What this task involves: Please retype the data below word for word, starting with its first line and going on through the line that contains "- anzahl-cell[interactable]: [475, 362, 570, 425]", including both of those lines.

Dataset items:
= = = = = = =

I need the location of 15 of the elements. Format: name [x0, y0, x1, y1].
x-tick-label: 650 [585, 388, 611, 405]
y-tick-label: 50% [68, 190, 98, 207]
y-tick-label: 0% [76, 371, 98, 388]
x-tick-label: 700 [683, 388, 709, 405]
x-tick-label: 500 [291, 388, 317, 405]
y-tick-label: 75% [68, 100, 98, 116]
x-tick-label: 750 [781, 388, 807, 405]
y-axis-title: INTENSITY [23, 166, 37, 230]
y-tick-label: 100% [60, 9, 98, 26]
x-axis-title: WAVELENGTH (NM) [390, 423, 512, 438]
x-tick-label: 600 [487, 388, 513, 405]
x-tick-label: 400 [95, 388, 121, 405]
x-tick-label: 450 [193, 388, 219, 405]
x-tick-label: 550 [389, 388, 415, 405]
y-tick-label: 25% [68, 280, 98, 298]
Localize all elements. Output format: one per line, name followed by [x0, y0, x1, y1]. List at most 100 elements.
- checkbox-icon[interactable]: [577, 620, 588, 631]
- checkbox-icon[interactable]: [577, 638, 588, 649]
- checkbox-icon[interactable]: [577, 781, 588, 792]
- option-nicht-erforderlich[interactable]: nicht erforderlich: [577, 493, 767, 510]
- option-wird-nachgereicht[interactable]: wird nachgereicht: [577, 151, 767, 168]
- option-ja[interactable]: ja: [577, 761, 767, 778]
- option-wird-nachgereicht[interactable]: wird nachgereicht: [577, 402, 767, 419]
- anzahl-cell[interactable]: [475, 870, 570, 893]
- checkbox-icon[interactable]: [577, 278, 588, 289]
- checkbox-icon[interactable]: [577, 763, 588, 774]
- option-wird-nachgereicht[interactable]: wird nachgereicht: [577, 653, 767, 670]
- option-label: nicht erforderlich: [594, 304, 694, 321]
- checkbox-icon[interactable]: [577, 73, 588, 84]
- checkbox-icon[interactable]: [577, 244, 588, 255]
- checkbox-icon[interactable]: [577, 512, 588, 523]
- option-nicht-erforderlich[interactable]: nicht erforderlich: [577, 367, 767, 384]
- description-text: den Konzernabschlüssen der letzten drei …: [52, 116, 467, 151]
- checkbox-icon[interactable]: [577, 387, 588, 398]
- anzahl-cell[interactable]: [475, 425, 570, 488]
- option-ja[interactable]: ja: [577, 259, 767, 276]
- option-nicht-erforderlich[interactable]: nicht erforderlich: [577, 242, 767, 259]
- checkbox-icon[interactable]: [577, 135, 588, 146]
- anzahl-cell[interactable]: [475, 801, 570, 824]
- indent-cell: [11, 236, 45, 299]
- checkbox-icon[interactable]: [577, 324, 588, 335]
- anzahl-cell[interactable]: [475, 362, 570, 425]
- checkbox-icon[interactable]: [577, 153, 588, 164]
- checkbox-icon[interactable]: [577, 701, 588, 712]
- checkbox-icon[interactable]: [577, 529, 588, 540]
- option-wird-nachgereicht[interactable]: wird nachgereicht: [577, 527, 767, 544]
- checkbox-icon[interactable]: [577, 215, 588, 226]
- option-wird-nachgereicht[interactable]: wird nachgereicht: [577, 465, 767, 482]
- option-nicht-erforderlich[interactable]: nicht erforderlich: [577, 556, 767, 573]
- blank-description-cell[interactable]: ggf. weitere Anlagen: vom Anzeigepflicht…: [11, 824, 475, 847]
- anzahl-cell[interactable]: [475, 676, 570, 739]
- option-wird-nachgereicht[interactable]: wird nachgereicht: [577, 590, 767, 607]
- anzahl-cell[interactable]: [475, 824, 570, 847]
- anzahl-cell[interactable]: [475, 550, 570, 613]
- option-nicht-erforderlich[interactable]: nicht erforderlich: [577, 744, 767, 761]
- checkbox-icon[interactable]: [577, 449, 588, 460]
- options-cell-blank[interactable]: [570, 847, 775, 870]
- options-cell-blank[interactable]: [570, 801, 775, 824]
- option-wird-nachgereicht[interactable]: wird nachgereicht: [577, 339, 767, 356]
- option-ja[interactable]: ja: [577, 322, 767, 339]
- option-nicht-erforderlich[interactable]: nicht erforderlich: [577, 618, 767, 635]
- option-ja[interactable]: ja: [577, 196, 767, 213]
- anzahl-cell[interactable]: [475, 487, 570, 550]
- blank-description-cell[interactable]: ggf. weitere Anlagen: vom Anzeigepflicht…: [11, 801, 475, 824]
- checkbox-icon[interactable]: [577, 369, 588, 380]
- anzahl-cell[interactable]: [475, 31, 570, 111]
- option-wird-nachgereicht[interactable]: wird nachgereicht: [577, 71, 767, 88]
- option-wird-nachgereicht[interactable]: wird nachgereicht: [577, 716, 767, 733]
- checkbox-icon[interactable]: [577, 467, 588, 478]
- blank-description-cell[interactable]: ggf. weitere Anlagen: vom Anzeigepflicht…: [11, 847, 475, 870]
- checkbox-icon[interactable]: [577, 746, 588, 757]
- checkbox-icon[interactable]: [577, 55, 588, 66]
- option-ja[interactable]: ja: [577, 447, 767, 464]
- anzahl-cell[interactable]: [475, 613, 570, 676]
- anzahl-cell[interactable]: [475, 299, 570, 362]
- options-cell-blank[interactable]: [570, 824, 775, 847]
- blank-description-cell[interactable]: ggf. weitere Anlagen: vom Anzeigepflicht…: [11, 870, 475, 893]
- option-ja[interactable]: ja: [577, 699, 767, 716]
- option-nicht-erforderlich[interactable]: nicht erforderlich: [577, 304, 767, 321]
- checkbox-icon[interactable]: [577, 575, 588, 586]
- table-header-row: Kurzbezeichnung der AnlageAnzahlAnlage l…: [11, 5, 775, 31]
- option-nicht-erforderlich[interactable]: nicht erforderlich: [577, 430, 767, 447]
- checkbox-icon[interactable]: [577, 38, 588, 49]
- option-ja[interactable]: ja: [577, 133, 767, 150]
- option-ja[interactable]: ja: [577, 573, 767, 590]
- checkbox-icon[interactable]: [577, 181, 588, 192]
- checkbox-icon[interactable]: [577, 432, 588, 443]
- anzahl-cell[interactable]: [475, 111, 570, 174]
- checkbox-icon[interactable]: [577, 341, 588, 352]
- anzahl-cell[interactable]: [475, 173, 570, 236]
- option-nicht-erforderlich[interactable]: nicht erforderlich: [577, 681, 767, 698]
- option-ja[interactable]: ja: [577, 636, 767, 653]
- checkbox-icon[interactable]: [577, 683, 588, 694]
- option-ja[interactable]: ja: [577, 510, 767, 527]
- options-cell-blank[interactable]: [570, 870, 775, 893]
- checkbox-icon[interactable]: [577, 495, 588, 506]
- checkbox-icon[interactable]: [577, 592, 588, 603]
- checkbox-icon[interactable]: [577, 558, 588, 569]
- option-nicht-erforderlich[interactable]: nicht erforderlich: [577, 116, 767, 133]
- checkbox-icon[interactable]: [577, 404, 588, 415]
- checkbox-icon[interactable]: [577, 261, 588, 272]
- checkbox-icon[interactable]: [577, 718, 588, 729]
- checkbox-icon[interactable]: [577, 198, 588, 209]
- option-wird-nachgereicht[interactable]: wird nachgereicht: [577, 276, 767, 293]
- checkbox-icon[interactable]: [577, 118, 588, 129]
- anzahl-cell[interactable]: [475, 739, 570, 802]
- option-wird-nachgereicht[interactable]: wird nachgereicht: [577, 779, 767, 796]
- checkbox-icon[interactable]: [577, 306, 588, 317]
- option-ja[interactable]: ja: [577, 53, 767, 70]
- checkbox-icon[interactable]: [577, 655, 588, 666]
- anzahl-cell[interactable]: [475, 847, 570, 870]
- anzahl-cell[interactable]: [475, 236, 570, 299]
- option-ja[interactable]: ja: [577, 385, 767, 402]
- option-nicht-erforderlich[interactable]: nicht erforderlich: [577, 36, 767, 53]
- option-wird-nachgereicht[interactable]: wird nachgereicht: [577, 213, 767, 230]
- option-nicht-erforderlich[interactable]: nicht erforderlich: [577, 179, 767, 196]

= = = = = = =

Response:
I need the location of 15 of the elements. Format: name [x0, y0, x1, y1].
x-tick-label: 650 [585, 388, 611, 405]
y-tick-label: 50% [68, 190, 98, 207]
y-tick-label: 0% [76, 371, 98, 388]
x-tick-label: 700 [683, 388, 709, 405]
x-tick-label: 500 [291, 388, 317, 405]
y-tick-label: 75% [68, 100, 98, 116]
x-tick-label: 750 [781, 388, 807, 405]
y-axis-title: INTENSITY [23, 166, 37, 230]
y-tick-label: 100% [60, 9, 98, 26]
x-axis-title: WAVELENGTH (NM) [390, 423, 512, 438]
x-tick-label: 600 [487, 388, 513, 405]
x-tick-label: 400 [95, 388, 121, 405]
x-tick-label: 450 [193, 388, 219, 405]
x-tick-label: 550 [389, 388, 415, 405]
y-tick-label: 25% [68, 280, 98, 298]
Localize all elements. Output format: one per line, name followed by [x0, y0, x1, y1]. List at most 100 elements.
- checkbox-icon[interactable]: [577, 620, 588, 631]
- checkbox-icon[interactable]: [577, 638, 588, 649]
- checkbox-icon[interactable]: [577, 781, 588, 792]
- option-nicht-erforderlich[interactable]: nicht erforderlich: [577, 493, 767, 510]
- option-wird-nachgereicht[interactable]: wird nachgereicht: [577, 151, 767, 168]
- option-ja[interactable]: ja: [577, 761, 767, 778]
- option-wird-nachgereicht[interactable]: wird nachgereicht: [577, 402, 767, 419]
- anzahl-cell[interactable]: [475, 870, 570, 893]
- checkbox-icon[interactable]: [577, 278, 588, 289]
- checkbox-icon[interactable]: [577, 763, 588, 774]
- option-wird-nachgereicht[interactable]: wird nachgereicht: [577, 653, 767, 670]
- option-label: nicht erforderlich: [594, 304, 694, 321]
- checkbox-icon[interactable]: [577, 73, 588, 84]
- checkbox-icon[interactable]: [577, 244, 588, 255]
- checkbox-icon[interactable]: [577, 512, 588, 523]
- option-nicht-erforderlich[interactable]: nicht erforderlich: [577, 367, 767, 384]
- description-text: den Konzernabschlüssen der letzten drei …: [52, 116, 467, 151]
- checkbox-icon[interactable]: [577, 387, 588, 398]
- anzahl-cell[interactable]: [475, 425, 570, 488]
- option-ja[interactable]: ja: [577, 259, 767, 276]
- option-nicht-erforderlich[interactable]: nicht erforderlich: [577, 242, 767, 259]
- checkbox-icon[interactable]: [577, 135, 588, 146]
- anzahl-cell[interactable]: [475, 801, 570, 824]
- indent-cell: [11, 236, 45, 299]
- checkbox-icon[interactable]: [577, 324, 588, 335]
- anzahl-cell[interactable]: [475, 362, 570, 425]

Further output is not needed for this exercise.